Alfonso Medina âgé de 31 ans est fondateur du T38 Studio, un cabinet d’architecture basé dans la ville de New York, aux Etats-Unis. La firme trouve des sites, conçoit des projets, les construit et les vend. Un processus assez simple, non ?
Selon Alfonso Medina, la branche « architecture » de son entreprise ne travaille que pour sa branche « développement immobilier ». « Nous n’avons pas d’autres clients. Ce n’était pas une question de choix de bâtir l’entreprise de cette manière, c’est juste comme ça qu’elle a commencé”, dit-il. [6]
« Quand je suis allé faire mon premier cycle universitaire à Monterrey au Mexique, j’ai eu l’opportunité de construire quelques maisons à Tijuana, alors j’ai pris une année sabbatique de l’école et m’y suis installé. Ma mère était propriétaire de la parcelle pour la première maison que j’ai construit, donc nous avions déjà un client. C’est comme ça que j’ai appris. Tant que la maison ne tombait pas, j’étais satisfait. »

Données fournies:
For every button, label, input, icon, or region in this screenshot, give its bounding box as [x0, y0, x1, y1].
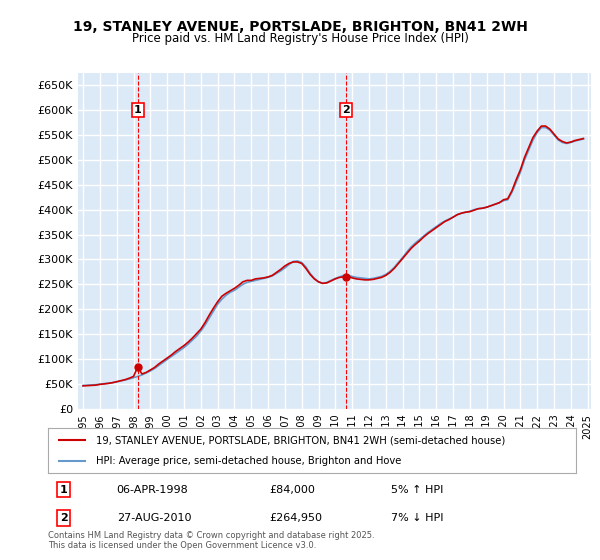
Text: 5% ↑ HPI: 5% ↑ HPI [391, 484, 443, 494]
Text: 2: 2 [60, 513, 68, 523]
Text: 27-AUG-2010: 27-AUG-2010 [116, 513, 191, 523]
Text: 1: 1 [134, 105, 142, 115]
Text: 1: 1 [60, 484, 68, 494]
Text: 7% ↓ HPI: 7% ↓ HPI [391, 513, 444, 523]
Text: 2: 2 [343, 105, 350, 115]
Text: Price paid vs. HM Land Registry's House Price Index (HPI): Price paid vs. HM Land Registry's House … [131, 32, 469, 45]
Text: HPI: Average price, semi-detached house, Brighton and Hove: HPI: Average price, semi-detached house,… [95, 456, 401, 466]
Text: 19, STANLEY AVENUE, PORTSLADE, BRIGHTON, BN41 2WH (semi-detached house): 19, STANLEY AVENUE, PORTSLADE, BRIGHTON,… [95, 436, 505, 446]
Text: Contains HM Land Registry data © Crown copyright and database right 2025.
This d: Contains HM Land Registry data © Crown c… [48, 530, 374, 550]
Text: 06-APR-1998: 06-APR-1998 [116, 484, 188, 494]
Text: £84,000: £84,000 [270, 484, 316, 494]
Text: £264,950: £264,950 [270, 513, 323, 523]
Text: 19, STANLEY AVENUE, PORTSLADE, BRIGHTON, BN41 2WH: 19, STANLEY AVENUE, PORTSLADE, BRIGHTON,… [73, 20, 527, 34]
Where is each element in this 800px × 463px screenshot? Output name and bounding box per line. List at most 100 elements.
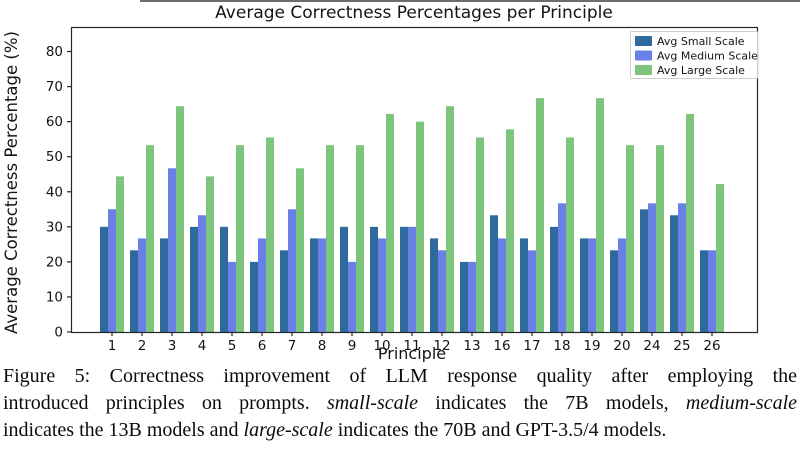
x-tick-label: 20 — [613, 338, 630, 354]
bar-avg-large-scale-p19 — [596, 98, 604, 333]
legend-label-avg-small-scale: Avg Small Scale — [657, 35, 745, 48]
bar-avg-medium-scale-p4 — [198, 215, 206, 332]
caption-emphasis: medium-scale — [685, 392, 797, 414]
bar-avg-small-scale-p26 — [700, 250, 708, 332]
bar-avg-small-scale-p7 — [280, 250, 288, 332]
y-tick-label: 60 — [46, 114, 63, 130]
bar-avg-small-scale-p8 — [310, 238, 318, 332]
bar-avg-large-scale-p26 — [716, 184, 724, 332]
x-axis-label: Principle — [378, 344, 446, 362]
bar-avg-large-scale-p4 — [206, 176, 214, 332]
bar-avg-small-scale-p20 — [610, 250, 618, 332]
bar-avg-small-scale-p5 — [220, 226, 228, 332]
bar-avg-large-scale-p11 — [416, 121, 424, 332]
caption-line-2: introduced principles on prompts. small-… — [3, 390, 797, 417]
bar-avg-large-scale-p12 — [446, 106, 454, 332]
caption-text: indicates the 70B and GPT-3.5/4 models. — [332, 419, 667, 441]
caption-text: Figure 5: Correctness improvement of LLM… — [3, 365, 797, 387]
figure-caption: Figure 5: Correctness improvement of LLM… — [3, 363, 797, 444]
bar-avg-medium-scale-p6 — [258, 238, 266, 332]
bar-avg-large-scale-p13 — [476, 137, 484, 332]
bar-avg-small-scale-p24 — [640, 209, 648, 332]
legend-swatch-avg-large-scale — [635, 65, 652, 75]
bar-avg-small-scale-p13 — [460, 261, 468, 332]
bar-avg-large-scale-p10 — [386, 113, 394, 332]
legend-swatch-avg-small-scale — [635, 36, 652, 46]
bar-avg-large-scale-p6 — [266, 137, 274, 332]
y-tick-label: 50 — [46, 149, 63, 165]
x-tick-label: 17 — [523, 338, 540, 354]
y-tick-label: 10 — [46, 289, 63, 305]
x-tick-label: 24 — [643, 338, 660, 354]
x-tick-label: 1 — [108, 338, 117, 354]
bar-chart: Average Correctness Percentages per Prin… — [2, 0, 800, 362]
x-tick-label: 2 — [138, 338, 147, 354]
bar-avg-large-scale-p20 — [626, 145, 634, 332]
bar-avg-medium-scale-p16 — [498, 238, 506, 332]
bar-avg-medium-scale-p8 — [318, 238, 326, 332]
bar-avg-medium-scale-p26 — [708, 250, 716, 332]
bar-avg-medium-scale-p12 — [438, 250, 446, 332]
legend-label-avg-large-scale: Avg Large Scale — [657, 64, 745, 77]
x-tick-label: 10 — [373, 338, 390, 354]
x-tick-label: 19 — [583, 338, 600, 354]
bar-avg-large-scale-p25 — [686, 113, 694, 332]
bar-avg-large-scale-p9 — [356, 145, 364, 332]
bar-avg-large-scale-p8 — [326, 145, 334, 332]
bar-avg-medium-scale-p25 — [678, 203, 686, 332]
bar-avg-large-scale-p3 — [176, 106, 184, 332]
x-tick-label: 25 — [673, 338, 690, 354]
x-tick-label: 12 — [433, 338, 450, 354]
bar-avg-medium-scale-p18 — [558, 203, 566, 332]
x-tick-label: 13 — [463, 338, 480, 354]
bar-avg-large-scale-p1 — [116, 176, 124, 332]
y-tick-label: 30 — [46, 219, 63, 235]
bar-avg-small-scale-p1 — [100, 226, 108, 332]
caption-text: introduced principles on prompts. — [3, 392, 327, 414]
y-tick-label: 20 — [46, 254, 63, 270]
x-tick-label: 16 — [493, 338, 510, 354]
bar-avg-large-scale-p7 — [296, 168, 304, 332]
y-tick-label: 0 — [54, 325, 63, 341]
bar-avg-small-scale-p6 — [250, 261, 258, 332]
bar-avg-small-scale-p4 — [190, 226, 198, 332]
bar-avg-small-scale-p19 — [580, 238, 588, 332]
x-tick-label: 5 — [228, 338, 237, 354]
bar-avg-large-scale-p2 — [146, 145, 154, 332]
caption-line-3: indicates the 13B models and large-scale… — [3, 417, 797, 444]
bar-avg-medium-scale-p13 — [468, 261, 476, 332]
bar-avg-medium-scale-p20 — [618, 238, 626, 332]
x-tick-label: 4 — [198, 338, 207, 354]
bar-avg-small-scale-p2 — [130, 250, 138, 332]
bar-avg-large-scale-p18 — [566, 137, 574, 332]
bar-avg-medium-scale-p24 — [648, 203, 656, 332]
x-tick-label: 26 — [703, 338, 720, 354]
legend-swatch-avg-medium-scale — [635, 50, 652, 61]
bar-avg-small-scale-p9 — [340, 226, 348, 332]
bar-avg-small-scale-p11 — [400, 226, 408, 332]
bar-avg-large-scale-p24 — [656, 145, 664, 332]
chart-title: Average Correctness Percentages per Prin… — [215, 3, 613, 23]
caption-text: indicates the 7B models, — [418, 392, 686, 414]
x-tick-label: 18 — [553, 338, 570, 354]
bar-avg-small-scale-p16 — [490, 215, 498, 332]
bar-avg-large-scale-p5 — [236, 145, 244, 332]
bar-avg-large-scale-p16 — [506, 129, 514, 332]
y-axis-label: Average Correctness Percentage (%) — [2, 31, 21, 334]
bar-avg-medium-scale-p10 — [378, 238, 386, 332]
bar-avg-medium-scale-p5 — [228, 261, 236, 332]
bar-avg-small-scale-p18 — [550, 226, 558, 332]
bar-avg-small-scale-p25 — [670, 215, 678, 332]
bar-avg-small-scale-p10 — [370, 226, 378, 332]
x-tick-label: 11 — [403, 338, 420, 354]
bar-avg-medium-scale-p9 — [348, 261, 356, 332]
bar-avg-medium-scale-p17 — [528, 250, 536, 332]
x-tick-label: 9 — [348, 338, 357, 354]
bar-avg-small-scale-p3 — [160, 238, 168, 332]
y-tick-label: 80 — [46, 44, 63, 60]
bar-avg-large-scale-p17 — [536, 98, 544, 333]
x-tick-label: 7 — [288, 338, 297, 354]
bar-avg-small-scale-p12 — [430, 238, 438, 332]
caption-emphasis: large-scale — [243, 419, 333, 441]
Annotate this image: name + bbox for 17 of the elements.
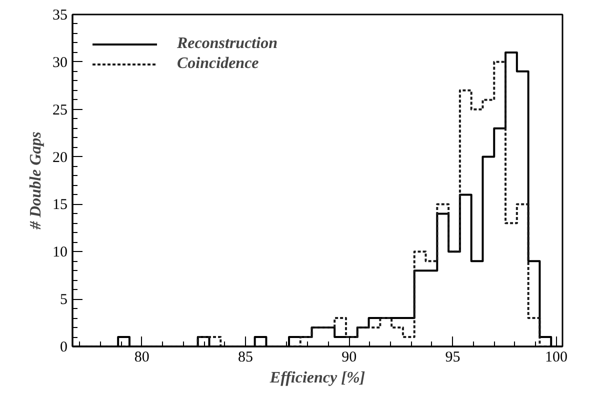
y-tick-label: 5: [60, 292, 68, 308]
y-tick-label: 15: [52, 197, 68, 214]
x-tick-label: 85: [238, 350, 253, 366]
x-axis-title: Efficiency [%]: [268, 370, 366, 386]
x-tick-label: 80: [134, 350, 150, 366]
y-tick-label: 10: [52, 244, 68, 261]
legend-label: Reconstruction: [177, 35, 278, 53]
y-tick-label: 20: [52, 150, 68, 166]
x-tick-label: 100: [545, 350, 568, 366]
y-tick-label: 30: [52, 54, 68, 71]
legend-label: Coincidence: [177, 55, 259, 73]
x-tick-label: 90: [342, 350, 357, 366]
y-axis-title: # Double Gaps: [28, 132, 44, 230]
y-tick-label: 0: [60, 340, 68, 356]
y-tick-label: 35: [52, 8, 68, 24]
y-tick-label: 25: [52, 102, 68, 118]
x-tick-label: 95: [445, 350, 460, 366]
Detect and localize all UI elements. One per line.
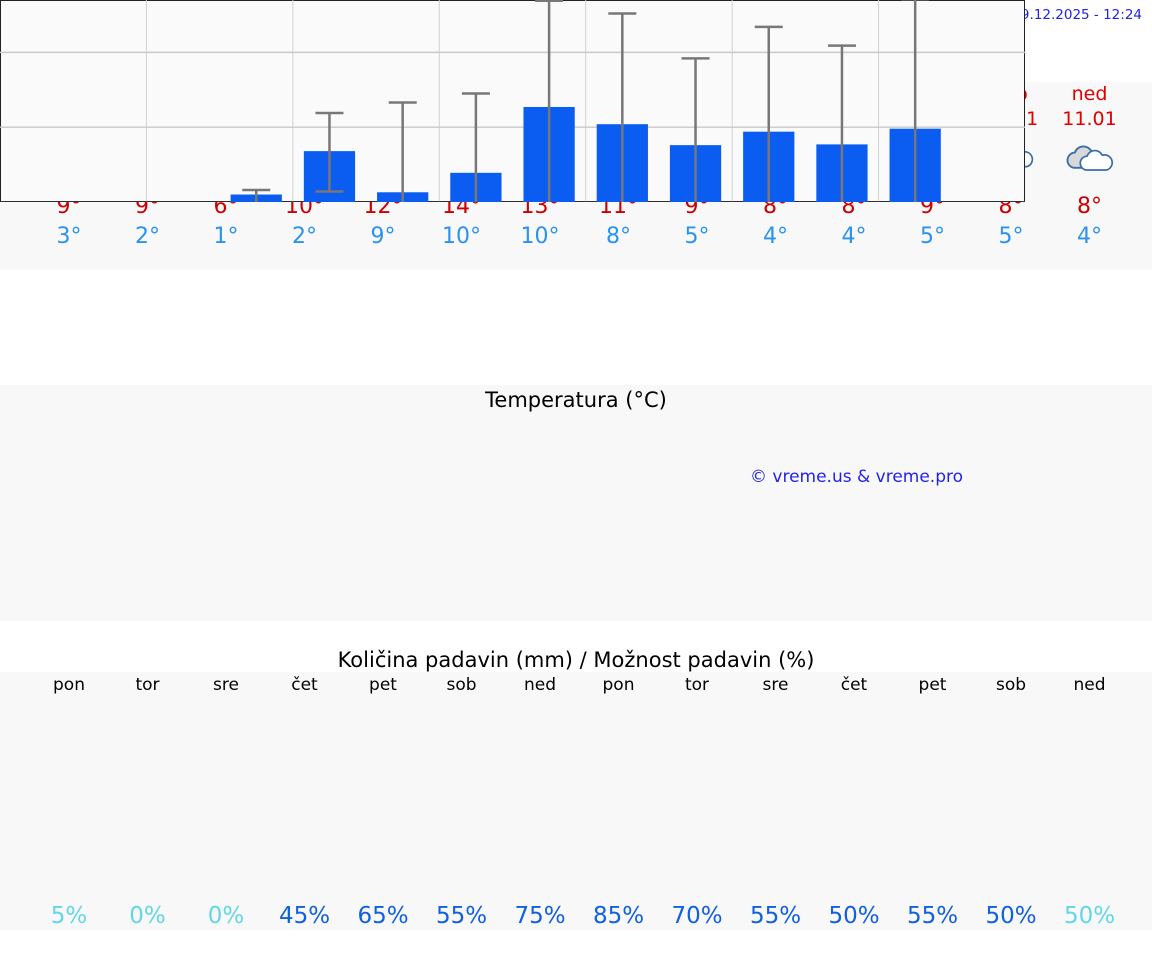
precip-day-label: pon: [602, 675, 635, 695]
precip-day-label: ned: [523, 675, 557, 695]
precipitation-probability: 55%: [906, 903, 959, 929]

Tâche à réaliser: Pourriez-vous recopier intégralement et mot pour mot l'extrait consacré au fondateur du T38 Studio ? La liste ci-dessus n'a aucun rapport avec l'extrait.

Résultat obtenu:
Alfonso Medina âgé de 31 ans est fondateur du T38 Studio, un cabinet d’architecture basé dans la ville de New York, aux Etats-Unis. La firme trouve des sites, conçoit des projets, les construit et les vend. Un processus assez simple, non ?
Selon Alfonso Medina, la branche « architecture » de son entreprise ne travaille que pour sa branche « développement immobilier ». « Nous n’avons pas d’autres clients. Ce n’était pas une question de choix de bâtir l’entreprise de cette manière, c’est juste comme ça qu’elle a commencé”, dit-il. [6]
« Quand je suis allé faire mon premier cycle universitaire à Monterrey au Mexique, j’ai eu l’opportunité de construire quelques maisons à Tijuana, alors j’ai pris une année sabbatique de l’école et m’y suis installé. Ma mère était propriétaire de la parcelle pour la première maison que j’ai construit, donc nous avions déjà un client. C’est comme ça que j’ai appris. Tant que la maison ne tombait pas, j’étais satisfait. »